A run of records:
******************************

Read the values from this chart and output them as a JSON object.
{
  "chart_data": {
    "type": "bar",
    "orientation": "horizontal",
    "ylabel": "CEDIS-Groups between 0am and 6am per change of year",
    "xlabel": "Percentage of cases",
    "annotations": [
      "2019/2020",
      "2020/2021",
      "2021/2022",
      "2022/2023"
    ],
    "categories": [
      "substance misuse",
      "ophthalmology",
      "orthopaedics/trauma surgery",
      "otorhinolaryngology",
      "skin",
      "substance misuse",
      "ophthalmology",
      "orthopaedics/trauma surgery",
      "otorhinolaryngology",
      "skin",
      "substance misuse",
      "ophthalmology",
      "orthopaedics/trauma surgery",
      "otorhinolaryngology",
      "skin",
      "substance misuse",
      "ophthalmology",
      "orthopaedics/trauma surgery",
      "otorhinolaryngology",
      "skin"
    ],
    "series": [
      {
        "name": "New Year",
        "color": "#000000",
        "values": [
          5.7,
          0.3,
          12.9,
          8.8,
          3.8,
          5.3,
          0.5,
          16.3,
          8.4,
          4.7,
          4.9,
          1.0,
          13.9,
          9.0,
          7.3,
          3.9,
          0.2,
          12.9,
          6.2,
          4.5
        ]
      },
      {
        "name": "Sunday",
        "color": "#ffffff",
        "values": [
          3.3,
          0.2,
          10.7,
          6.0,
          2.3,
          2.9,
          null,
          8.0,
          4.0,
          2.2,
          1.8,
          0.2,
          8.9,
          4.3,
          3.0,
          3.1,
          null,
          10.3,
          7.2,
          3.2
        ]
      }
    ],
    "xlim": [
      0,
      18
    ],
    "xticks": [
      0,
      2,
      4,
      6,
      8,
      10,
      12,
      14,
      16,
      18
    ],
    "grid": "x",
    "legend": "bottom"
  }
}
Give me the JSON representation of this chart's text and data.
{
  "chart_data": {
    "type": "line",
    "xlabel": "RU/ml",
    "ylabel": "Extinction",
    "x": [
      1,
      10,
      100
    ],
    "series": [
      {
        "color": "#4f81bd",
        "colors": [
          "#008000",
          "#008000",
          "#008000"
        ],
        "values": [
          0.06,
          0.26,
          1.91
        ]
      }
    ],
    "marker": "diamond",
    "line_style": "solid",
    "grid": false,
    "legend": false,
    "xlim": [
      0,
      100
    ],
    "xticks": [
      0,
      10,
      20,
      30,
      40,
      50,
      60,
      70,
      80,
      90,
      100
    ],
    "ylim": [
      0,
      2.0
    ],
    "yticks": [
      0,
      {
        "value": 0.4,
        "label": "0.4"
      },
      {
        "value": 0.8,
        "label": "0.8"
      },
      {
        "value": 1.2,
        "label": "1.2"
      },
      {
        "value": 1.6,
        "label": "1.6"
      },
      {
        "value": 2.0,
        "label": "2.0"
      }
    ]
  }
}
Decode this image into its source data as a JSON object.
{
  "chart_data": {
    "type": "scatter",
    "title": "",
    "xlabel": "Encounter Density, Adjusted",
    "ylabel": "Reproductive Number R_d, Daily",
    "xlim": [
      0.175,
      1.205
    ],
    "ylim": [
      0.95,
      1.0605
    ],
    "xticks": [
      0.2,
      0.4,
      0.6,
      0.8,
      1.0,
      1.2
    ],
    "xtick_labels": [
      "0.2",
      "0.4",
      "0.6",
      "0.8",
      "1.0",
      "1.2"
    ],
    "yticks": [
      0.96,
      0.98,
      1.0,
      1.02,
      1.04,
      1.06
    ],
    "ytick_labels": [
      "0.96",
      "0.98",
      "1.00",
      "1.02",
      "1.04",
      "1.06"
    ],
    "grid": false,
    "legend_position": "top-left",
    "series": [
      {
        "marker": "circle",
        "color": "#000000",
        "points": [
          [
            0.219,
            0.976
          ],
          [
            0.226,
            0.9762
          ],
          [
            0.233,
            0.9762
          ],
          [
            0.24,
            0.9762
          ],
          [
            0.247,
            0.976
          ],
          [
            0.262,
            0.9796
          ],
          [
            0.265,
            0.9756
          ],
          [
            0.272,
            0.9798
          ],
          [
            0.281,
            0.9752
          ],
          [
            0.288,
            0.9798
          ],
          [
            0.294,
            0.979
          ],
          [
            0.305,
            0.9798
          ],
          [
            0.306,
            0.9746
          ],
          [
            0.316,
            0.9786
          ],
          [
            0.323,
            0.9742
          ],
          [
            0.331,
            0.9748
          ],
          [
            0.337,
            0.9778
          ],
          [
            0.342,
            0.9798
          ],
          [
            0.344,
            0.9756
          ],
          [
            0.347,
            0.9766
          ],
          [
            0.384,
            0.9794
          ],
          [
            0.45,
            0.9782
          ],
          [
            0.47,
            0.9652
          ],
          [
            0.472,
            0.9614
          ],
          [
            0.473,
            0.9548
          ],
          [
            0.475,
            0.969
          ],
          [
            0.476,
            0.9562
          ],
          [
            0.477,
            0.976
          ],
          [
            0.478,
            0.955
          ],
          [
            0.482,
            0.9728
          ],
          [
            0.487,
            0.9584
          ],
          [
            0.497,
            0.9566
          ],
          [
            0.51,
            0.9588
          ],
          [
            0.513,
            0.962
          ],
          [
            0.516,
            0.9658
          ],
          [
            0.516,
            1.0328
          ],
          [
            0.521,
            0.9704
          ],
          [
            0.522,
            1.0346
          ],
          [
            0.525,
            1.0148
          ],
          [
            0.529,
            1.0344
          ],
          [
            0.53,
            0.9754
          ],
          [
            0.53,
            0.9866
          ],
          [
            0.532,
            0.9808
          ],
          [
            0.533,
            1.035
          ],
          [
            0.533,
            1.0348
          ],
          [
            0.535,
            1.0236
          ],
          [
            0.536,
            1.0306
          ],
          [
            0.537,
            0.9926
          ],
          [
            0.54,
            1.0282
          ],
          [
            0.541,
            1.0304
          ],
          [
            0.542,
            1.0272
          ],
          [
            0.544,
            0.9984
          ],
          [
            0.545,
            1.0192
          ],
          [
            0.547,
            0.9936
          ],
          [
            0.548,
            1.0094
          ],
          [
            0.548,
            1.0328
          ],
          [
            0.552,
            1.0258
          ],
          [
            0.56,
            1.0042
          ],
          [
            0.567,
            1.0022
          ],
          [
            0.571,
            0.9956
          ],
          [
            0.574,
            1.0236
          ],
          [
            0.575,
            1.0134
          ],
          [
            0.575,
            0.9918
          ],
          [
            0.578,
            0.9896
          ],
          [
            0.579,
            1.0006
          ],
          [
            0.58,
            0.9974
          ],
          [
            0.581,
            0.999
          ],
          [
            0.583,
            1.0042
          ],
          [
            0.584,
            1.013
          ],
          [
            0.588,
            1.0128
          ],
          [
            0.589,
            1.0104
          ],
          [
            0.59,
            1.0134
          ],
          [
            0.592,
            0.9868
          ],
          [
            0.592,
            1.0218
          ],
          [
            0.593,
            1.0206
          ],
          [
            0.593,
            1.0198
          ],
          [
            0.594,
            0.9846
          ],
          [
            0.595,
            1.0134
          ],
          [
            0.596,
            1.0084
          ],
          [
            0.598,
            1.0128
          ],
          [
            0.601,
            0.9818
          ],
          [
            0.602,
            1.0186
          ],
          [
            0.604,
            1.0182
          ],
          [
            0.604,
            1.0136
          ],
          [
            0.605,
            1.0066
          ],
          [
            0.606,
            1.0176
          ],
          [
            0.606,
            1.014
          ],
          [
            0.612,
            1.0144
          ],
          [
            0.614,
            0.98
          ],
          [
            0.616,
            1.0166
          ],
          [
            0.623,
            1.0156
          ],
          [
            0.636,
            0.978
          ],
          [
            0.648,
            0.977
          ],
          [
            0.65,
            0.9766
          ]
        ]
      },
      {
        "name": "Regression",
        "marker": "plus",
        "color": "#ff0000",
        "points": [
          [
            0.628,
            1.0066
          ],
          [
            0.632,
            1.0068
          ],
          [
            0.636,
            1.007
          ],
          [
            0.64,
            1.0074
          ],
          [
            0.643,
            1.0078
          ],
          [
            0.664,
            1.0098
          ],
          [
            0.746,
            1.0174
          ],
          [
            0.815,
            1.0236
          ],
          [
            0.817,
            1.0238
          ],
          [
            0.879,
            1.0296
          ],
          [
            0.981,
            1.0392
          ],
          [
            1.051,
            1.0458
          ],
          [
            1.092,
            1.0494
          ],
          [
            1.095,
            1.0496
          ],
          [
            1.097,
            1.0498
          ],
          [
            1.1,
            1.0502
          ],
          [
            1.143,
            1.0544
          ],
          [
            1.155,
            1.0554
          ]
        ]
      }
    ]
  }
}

******************************

What you should do:
From the listing above, pick out every line containing "marker".

Task output:
    "marker": "diamond",
        "marker": "circle",
        "marker": "plus",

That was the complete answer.